Input for this task:

(begin)

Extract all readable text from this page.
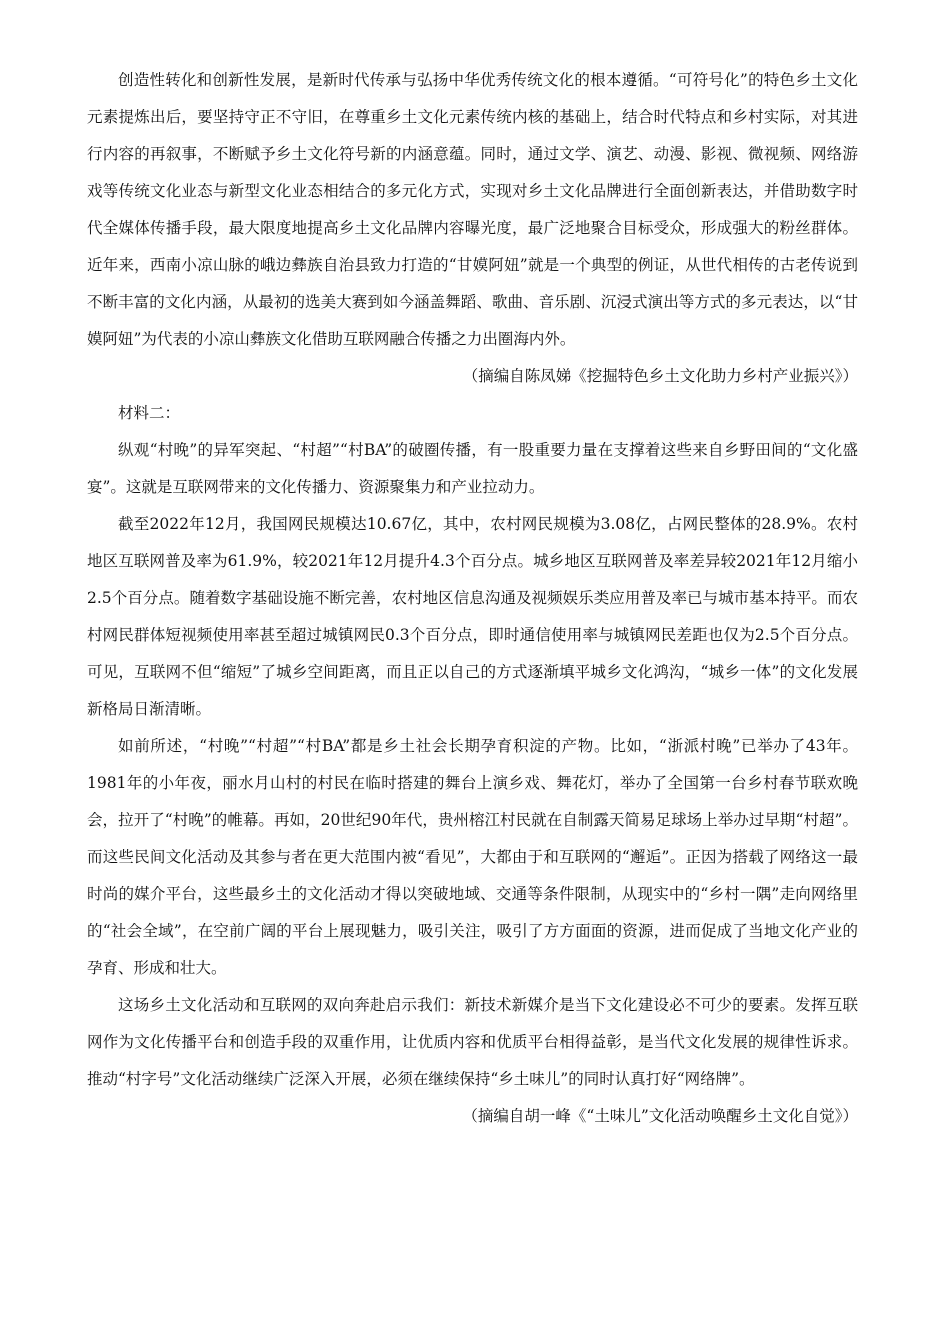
创造性转化和创新性发展，是新时代传承与弘扬中华优秀传统文化的根本遵循。“可符号化”的特色乡土文化元素提炼出后，要坚持守正不守旧，在尊重乡土文化元素传统内核的基础上，结合时代特点和乡村实际，对其进行内容的再叙事，不断赋予乡土文化符号新的内涵意蕴。同时，通过文学、演艺、动漫、影视、微视频、网络游戏等传统文化业态与新型文化业态相结合的多元化方式，实现对乡土文化品牌进行全面创新表达，并借助数字时代全媒体传播手段，最大限度地提高乡土文化品牌内容曝光度，最广泛地聚合目标受众，形成强大的粉丝群体。近年来，西南小凉山脉的峨边彝族自治县致力打造的“甘嫫阿妞”就是一个典型的例证，从世代相传的古老传说到不断丰富的文化内涵，从最初的选美大赛到如今涵盖舞蹈、歌曲、音乐剧、沉浸式演出等方式的多元表达，以“甘嫫阿妞”为代表的小凉山彝族文化借助互联网融合传播之力出圈海内外。

（摘编自陈凤娣《挖掘特色乡土文化助力乡村产业振兴》）

材料二：

纵观“村晚”的异军突起、“村超”“村BA”的破圈传播，有一股重要力量在支撑着这些来自乡野田间的“文化盛宴”。这就是互联网带来的文化传播力、资源聚集力和产业拉动力。

截至2022年12月，我国网民规模达10.67亿，其中，农村网民规模为3.08亿，占网民整体的28.9%。农村地区互联网普及率为61.9%，较2021年12月提升4.3个百分点。城乡地区互联网普及率差异较2021年12月缩小2.5个百分点。随着数字基础设施不断完善，农村地区信息沟通及视频娱乐类应用普及率已与城市基本持平。而农村网民群体短视频使用率甚至超过城镇网民0.3个百分点，即时通信使用率与城镇网民差距也仅为2.5个百分点。可见，互联网不但“缩短”了城乡空间距离，而且正以自己的方式逐渐填平城乡文化鸿沟，“城乡一体”的文化发展新格局日渐清晰。

如前所述，“村晚”“村超”“村BA”都是乡土社会长期孕育积淀的产物。比如，“浙派村晚”已举办了43年。1981年的小年夜，丽水月山村的村民在临时搭建的舞台上演乡戏、舞花灯，举办了全国第一台乡村春节联欢晚会，拉开了“村晚”的帷幕。再如，20世纪90年代，贵州榕江村民就在自制露天简易足球场上举办过早期“村超”。而这些民间文化活动及其参与者在更大范围内被“看见”，大都由于和互联网的“邂逅”。正因为搭载了网络这一最时尚的媒介平台，这些最乡土的文化活动才得以突破地域、交通等条件限制，从现实中的“乡村一隅”走向网络里的“社会全域”，在空前广阔的平台上展现魅力，吸引关注，吸引了方方面面的资源，进而促成了当地文化产业的孕育、形成和壮大。

这场乡土文化活动和互联网的双向奔赴启示我们：新技术新媒介是当下文化建设必不可少的要素。发挥互联网作为文化传播平台和创造手段的双重作用，让优质内容和优质平台相得益彰，是当代文化发展的规律性诉求。推动“村字号”文化活动继续广泛深入开展，必须在继续保持“乡土味儿”的同时认真打好“网络牌”。

（摘编自胡一峰《“土味儿”文化活动唤醒乡土文化自觉》）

(end)

Given instruction: Transcribe every entry word for word, but omit the pictures.

Exercise output:
Extract all readable text from this page.
创造性转化和创新性发展，是新时代传承与弘扬中华优秀传统文化的根本遵循。“可符号化”的特色乡土文化元素提炼出后，要坚持守正不守旧，在尊重乡土文化元素传统内核的基础上，结合时代特点和乡村实际，对其进行内容的再叙事，不断赋予乡土文化符号新的内涵意蕴。同时，通过文学、演艺、动漫、影视、微视频、网络游戏等传统文化业态与新型文化业态相结合的多元化方式，实现对乡土文化品牌进行全面创新表达，并借助数字时代全媒体传播手段，最大限度地提高乡土文化品牌内容曝光度，最广泛地聚合目标受众，形成强大的粉丝群体。近年来，西南小凉山脉的峨边彝族自治县致力打造的“甘嫫阿妞”就是一个典型的例证，从世代相传的古老传说到不断丰富的文化内涵，从最初的选美大赛到如今涵盖舞蹈、歌曲、音乐剧、沉浸式演出等方式的多元表达，以“甘嫫阿妞”为代表的小凉山彝族文化借助互联网融合传播之力出圈海内外。

（摘编自陈凤娣《挖掘特色乡土文化助力乡村产业振兴》）

材料二：

纵观“村晚”的异军突起、“村超”“村BA”的破圈传播，有一股重要力量在支撑着这些来自乡野田间的“文化盛宴”。这就是互联网带来的文化传播力、资源聚集力和产业拉动力。

截至2022年12月，我国网民规模达10.67亿，其中，农村网民规模为3.08亿，占网民整体的28.9%。农村地区互联网普及率为61.9%，较2021年12月提升4.3个百分点。城乡地区互联网普及率差异较2021年12月缩小2.5个百分点。随着数字基础设施不断完善，农村地区信息沟通及视频娱乐类应用普及率已与城市基本持平。而农村网民群体短视频使用率甚至超过城镇网民0.3个百分点，即时通信使用率与城镇网民差距也仅为2.5个百分点。可见，互联网不但“缩短”了城乡空间距离，而且正以自己的方式逐渐填平城乡文化鸿沟，“城乡一体”的文化发展新格局日渐清晰。

如前所述，“村晚”“村超”“村BA”都是乡土社会长期孕育积淀的产物。比如，“浙派村晚”已举办了43年。1981年的小年夜，丽水月山村的村民在临时搭建的舞台上演乡戏、舞花灯，举办了全国第一台乡村春节联欢晚会，拉开了“村晚”的帷幕。再如，20世纪90年代，贵州榕江村民就在自制露天简易足球场上举办过早期“村超”。而这些民间文化活动及其参与者在更大范围内被“看见”，大都由于和互联网的“邂逅”。正因为搭载了网络这一最时尚的媒介平台，这些最乡土的文化活动才得以突破地域、交通等条件限制，从现实中的“乡村一隅”走向网络里的“社会全域”，在空前广阔的平台上展现魅力，吸引关注，吸引了方方面面的资源，进而促成了当地文化产业的孕育、形成和壮大。

这场乡土文化活动和互联网的双向奔赴启示我们：新技术新媒介是当下文化建设必不可少的要素。发挥互联网作为文化传播平台和创造手段的双重作用，让优质内容和优质平台相得益彰，是当代文化发展的规律性诉求。推动“村字号”文化活动继续广泛深入开展，必须在继续保持“乡土味儿”的同时认真打好“网络牌”。

（摘编自胡一峰《“土味儿”文化活动唤醒乡土文化自觉》）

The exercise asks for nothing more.